→ Stated exercise
Select every line below containing the word "документации".

→ Material for this exercise
= = =

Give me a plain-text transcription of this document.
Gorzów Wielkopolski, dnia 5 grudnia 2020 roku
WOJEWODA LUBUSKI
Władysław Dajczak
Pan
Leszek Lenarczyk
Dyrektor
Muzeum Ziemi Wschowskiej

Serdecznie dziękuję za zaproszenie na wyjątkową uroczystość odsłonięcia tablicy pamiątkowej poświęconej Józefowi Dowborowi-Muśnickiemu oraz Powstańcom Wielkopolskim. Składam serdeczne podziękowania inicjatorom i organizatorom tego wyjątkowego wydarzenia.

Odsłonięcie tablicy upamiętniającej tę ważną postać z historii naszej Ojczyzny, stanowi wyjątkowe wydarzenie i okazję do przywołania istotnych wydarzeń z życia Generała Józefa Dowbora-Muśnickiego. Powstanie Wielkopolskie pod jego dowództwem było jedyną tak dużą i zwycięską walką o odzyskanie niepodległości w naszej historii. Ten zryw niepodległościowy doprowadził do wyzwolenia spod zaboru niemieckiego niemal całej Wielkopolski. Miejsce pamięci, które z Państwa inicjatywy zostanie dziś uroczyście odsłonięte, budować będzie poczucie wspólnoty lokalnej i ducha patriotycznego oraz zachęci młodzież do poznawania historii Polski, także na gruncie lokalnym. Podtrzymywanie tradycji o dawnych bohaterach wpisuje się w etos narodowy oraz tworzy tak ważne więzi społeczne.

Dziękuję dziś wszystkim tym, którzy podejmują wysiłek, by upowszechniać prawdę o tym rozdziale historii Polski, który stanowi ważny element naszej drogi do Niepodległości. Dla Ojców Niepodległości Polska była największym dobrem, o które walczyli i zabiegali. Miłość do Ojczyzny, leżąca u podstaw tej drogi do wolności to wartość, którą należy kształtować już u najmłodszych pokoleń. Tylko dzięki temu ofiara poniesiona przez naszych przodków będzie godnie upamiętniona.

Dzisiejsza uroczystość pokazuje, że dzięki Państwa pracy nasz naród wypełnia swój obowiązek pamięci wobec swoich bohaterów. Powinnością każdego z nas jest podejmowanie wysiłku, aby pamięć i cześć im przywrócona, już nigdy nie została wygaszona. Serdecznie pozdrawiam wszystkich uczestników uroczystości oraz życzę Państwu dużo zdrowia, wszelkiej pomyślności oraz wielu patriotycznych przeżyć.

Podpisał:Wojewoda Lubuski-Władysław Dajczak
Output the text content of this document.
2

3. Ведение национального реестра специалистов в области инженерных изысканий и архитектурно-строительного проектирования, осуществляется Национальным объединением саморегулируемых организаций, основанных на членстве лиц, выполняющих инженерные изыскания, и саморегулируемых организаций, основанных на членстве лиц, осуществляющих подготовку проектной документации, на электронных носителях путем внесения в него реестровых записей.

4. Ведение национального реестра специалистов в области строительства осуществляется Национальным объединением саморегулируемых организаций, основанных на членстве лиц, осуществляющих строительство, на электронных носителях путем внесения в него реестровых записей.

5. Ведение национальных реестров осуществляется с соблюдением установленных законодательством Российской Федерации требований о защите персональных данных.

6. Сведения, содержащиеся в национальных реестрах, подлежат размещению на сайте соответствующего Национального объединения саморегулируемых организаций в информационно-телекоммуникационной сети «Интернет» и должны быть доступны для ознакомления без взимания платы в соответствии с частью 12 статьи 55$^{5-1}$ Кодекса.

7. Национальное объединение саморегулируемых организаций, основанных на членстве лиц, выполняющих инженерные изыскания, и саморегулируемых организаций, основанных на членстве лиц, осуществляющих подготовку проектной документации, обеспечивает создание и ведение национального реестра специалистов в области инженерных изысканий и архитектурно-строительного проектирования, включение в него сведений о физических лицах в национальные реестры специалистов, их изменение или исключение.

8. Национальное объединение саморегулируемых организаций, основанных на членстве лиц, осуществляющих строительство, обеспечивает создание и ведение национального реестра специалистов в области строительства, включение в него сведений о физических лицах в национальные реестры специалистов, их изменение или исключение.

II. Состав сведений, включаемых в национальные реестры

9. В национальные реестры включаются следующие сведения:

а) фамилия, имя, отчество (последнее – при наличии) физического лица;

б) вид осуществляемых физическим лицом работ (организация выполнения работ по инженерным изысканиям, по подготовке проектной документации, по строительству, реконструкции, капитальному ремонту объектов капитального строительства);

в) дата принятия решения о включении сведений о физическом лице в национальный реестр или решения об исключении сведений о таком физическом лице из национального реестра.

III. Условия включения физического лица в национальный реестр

= = =

→ Finished exercise
3. Ведение национального реестра специалистов в области инженерных изысканий и архитектурно-строительного проектирования, осуществляется Национальным объединением саморегулируемых организаций, основанных на членстве лиц, выполняющих инженерные изыскания, и саморегулируемых организаций, основанных на членстве лиц, осуществляющих подготовку проектной документации, на электронных носителях путем внесения в него реестровых записей.
7. Национальное объединение саморегулируемых организаций, основанных на членстве лиц, выполняющих инженерные изыскания, и саморегулируемых организаций, основанных на членстве лиц, осуществляющих подготовку проектной документации, обеспечивает создание и ведение национального реестра специалистов в области инженерных изысканий и архитектурно-строительного проектирования, включение в него сведений о физических лицах в национальные реестры специалистов, их изменение или исключение.
б) вид осуществляемых физическим лицом работ (организация выполнения работ по инженерным изысканиям, по подготовке проектной документации, по строительству, реконструкции, капитальному ремонту объектов капитального строительства);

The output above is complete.